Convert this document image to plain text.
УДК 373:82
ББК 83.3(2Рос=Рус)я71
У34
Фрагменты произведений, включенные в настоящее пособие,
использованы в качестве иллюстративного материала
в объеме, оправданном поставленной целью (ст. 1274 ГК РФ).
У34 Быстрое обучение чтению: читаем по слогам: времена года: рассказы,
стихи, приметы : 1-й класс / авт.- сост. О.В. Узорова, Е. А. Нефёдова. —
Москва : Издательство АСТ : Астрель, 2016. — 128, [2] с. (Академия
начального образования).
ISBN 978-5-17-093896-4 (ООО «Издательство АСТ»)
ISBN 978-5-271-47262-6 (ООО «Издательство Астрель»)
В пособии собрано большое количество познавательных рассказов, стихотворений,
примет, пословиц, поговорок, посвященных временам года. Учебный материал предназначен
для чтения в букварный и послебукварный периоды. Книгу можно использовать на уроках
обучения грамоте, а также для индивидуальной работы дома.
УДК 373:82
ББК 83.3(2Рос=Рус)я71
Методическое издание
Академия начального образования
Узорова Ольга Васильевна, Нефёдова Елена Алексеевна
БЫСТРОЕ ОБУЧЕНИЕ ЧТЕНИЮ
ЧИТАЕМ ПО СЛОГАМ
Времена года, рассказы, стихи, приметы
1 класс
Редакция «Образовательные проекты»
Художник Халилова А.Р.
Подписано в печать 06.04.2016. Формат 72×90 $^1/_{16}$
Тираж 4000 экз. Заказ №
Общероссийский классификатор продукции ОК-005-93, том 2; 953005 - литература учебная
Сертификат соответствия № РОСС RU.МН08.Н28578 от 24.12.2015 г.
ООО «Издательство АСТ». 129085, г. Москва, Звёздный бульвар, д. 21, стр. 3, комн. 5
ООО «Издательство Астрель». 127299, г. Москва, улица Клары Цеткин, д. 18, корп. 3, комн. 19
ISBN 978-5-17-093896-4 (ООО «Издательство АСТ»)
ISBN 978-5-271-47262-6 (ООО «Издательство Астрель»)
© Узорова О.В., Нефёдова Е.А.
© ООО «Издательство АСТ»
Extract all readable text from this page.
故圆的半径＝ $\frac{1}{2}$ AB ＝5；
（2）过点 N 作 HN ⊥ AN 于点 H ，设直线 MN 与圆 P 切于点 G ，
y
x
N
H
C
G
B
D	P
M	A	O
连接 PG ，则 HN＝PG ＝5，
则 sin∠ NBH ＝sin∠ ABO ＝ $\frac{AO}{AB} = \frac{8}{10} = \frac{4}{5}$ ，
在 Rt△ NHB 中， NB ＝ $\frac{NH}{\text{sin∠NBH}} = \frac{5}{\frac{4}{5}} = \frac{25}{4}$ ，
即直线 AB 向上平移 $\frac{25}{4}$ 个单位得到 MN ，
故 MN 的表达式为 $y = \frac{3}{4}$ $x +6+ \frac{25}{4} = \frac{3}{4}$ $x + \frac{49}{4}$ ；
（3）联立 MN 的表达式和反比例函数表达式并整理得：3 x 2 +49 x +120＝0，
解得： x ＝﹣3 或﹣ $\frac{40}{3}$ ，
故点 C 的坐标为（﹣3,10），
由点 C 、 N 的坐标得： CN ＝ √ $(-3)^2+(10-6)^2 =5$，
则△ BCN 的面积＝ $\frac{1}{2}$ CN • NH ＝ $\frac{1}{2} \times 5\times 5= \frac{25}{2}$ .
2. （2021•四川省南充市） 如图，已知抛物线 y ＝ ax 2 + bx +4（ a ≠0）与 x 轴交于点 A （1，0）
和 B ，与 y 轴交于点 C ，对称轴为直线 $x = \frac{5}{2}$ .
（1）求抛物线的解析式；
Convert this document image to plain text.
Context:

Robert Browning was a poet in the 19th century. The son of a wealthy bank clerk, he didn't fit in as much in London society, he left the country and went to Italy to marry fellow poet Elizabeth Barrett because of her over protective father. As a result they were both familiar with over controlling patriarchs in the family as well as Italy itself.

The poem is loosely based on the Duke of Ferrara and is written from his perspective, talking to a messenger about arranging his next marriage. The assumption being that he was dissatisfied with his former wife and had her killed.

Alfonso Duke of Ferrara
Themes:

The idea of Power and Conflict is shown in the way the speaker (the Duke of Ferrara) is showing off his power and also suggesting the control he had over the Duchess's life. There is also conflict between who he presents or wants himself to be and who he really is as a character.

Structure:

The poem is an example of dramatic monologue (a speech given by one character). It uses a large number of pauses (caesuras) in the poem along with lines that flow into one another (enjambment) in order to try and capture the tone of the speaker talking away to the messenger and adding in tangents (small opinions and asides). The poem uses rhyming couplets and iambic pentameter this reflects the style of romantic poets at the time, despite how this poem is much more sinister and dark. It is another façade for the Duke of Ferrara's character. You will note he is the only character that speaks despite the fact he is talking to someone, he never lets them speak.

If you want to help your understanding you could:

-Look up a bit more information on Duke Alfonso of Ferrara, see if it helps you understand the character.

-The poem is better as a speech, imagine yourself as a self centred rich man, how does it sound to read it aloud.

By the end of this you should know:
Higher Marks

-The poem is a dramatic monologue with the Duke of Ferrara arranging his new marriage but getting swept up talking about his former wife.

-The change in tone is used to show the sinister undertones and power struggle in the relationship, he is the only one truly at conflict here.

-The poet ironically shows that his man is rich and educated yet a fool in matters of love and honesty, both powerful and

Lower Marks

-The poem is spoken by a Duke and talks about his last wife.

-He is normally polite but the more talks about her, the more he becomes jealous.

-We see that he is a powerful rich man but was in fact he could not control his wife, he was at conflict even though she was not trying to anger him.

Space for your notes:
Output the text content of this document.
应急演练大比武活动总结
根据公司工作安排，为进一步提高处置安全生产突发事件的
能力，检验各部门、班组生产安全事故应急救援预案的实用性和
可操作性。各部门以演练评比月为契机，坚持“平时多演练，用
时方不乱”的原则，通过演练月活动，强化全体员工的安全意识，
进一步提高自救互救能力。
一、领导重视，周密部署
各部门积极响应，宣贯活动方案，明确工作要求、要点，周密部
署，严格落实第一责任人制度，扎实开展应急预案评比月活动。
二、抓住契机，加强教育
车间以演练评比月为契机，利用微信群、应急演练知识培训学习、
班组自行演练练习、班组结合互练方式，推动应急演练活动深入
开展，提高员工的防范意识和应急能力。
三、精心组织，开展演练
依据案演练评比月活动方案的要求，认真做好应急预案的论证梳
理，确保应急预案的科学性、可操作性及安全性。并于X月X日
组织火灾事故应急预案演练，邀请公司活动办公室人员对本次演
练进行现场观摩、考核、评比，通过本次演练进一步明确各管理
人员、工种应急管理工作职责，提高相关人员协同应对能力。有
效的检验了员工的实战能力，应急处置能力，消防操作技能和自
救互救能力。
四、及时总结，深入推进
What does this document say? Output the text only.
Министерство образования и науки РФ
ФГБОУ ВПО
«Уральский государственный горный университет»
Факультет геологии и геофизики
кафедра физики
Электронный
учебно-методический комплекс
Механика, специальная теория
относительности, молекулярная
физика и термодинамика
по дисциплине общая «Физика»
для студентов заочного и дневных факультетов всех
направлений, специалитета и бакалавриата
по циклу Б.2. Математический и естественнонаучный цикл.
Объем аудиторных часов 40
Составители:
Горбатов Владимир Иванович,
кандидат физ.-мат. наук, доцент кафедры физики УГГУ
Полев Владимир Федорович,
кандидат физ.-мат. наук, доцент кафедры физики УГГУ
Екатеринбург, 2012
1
########
→ **WHAT YOU SHOULD DO**: Give the data again, exactly as it stands.

→ **RESPONSE TO THIS EXERCISE**:
Convert this document image to plain text.
УДК 373:82
ББК 83.3(2Рос=Рус)я71
У34
Фрагменты произведений, включенные в настоящее пособие,
использованы в качестве иллюстративного материала
в объеме, оправданном поставленной целью (ст. 1274 ГК РФ).
У34 Быстрое обучение чтению: читаем по слогам: времена года: рассказы,
стихи, приметы : 1-й класс / авт.- сост. О.В. Узорова, Е. А. Нефёдова. —
Москва : Издательство АСТ : Астрель, 2016. — 128, [2] с. (Академия
начального образования).
ISBN 978-5-17-093896-4 (ООО «Издательство АСТ»)
ISBN 978-5-271-47262-6 (ООО «Издательство Астрель»)
В пособии собрано большое количество познавательных рассказов, стихотворений,
примет, пословиц, поговорок, посвященных временам года. Учебный материал предназначен
для чтения в букварный и послебукварный периоды. Книгу можно использовать на уроках
обучения грамоте, а также для индивидуальной работы дома.
УДК 373:82
ББК 83.3(2Рос=Рус)я71
Методическое издание
Академия начального образования
Узорова Ольга Васильевна, Нефёдова Елена Алексеевна
БЫСТРОЕ ОБУЧЕНИЕ ЧТЕНИЮ
ЧИТАЕМ ПО СЛОГАМ
Времена года, рассказы, стихи, приметы
1 класс
Редакция «Образовательные проекты»
Художник Халилова А.Р.
Подписано в печать 06.04.2016. Формат 72×90 $^1/_{16}$
Тираж 4000 экз. Заказ №
Общероссийский классификатор продукции ОК-005-93, том 2; 953005 - литература учебная
Сертификат соответствия № РОСС RU.МН08.Н28578 от 24.12.2015 г.
ООО «Издательство АСТ». 129085, г. Москва, Звёздный бульвар, д. 21, стр. 3, комн. 5
ООО «Издательство Астрель». 127299, г. Москва, улица Клары Цеткин, д. 18, корп. 3, комн. 19
ISBN 978-5-17-093896-4 (ООО «Издательство АСТ»)
ISBN 978-5-271-47262-6 (ООО «Издательство Астрель»)
© Узорова О.В., Нефёдова Е.А.
© ООО «Издательство АСТ»
Extract all readable text from this page.
故圆的半径＝ $\frac{1}{2}$ AB ＝5；
（2）过点 N 作 HN ⊥ AN 于点 H ，设直线 MN 与圆 P 切于点 G ，
y
x
N
H
C
G
B
D	P
M	A	O
连接 PG ，则 HN＝PG ＝5，
则 sin∠ NBH ＝sin∠ ABO ＝ $\frac{AO}{AB} = \frac{8}{10} = \frac{4}{5}$ ，
在 Rt△ NHB 中， NB ＝ $\frac{NH}{\text{sin∠NBH}} = \frac{5}{\frac{4}{5}} = \frac{25}{4}$ ，
即直线 AB 向上平移 $\frac{25}{4}$ 个单位得到 MN ，
故 MN 的表达式为 $y = \frac{3}{4}$ $x +6+ \frac{25}{4} = \frac{3}{4}$ $x + \frac{49}{4}$ ；
（3）联立 MN 的表达式和反比例函数表达式并整理得：3 x 2 +49 x +120＝0，
解得： x ＝﹣3 或﹣ $\frac{40}{3}$ ，
故点 C 的坐标为（﹣3,10），
由点 C 、 N 的坐标得： CN ＝ √ $(-3)^2+(10-6)^2 =5$，
则△ BCN 的面积＝ $\frac{1}{2}$ CN • NH ＝ $\frac{1}{2} \times 5\times 5= \frac{25}{2}$ .
2. （2021•四川省南充市） 如图，已知抛物线 y ＝ ax 2 + bx +4（ a ≠0）与 x 轴交于点 A （1，0）
和 B ，与 y 轴交于点 C ，对称轴为直线 $x = \frac{5}{2}$ .
（1）求抛物线的解析式；
Convert this document image to plain text.
Context:

Robert Browning was a poet in the 19th century. The son of a wealthy bank clerk, he didn't fit in as much in London society, he left the country and went to Italy to marry fellow poet Elizabeth Barrett because of her over protective father. As a result they were both familiar with over controlling patriarchs in the family as well as Italy itself.

The poem is loosely based on the Duke of Ferrara and is written from his perspective, talking to a messenger about arranging his next marriage. The assumption being that he was dissatisfied with his former wife and had her killed.

Alfonso Duke of Ferrara
Themes:

The idea of Power and Conflict is shown in the way the speaker (the Duke of Ferrara) is showing off his power and also suggesting the control he had over the Duchess's life. There is also conflict between who he presents or wants himself to be and who he really is as a character.

Structure:

The poem is an example of dramatic monologue (a speech given by one character). It uses a large number of pauses (caesuras) in the poem along with lines that flow into one another (enjambment) in order to try and capture the tone of the speaker talking away to the messenger and adding in tangents (small opinions and asides). The poem uses rhyming couplets and iambic pentameter this reflects the style of romantic poets at the time, despite how this poem is much more sinister and dark. It is another façade for the Duke of Ferrara's character. You will note he is the only character that speaks despite the fact he is talking to someone, he never lets them speak.

If you want to help your understanding you could:

-Look up a bit more information on Duke Alfonso of Ferrara, see if it helps you understand the character.

-The poem is better as a speech, imagine yourself as a self centred rich man, how does it sound to read it aloud.

By the end of this you should know:
Higher Marks

-The poem is a dramatic monologue with the Duke of Ferrara arranging his new marriage but getting swept up talking about his former wife.

-The change in tone is used to show the sinister undertones and power struggle in the relationship, he is the only one truly at conflict here.

-The poet ironically shows that his man is rich and educated yet a fool in matters of love and honesty, both powerful and

Lower Marks

-The poem is spoken by a Duke and talks about his last wife.

-He is normally polite but the more talks about her, the more he becomes jealous.

-We see that he is a powerful rich man but was in fact he could not control his wife, he was at conflict even though she was not trying to anger him.

Space for your notes:
Output the text content of this document.
应急演练大比武活动总结
根据公司工作安排，为进一步提高处置安全生产突发事件的
能力，检验各部门、班组生产安全事故应急救援预案的实用性和
可操作性。各部门以演练评比月为契机，坚持“平时多演练，用
时方不乱”的原则，通过演练月活动，强化全体员工的安全意识，
进一步提高自救互救能力。
一、领导重视，周密部署
各部门积极响应，宣贯活动方案，明确工作要求、要点，周密部
署，严格落实第一责任人制度，扎实开展应急预案评比月活动。
二、抓住契机，加强教育
车间以演练评比月为契机，利用微信群、应急演练知识培训学习、
班组自行演练练习、班组结合互练方式，推动应急演练活动深入
开展，提高员工的防范意识和应急能力。
三、精心组织，开展演练
依据案演练评比月活动方案的要求，认真做好应急预案的论证梳
理，确保应急预案的科学性、可操作性及安全性。并于X月X日
组织火灾事故应急预案演练，邀请公司活动办公室人员对本次演
练进行现场观摩、考核、评比，通过本次演练进一步明确各管理
人员、工种应急管理工作职责，提高相关人员协同应对能力。有
效的检验了员工的实战能力，应急处置能力，消防操作技能和自
救互救能力。
四、及时总结，深入推进
What does this document say? Output the text only.
Министерство образования и науки РФ
ФГБОУ ВПО
«Уральский государственный горный университет»
Факультет геологии и геофизики
кафедра физики
Электронный
учебно-методический комплекс
Механика, специальная теория
относительности, молекулярная
физика и термодинамика
по дисциплине общая «Физика»
для студентов заочного и дневных факультетов всех
направлений, специалитета и бакалавриата
по циклу Б.2. Математический и естественнонаучный цикл.
Объем аудиторных часов 40
Составители:
Горбатов Владимир Иванович,
кандидат физ.-мат. наук, доцент кафедры физики УГГУ
Полев Владимир Федорович,
кандидат физ.-мат. наук, доцент кафедры физики УГГУ
Екатеринбург, 2012
1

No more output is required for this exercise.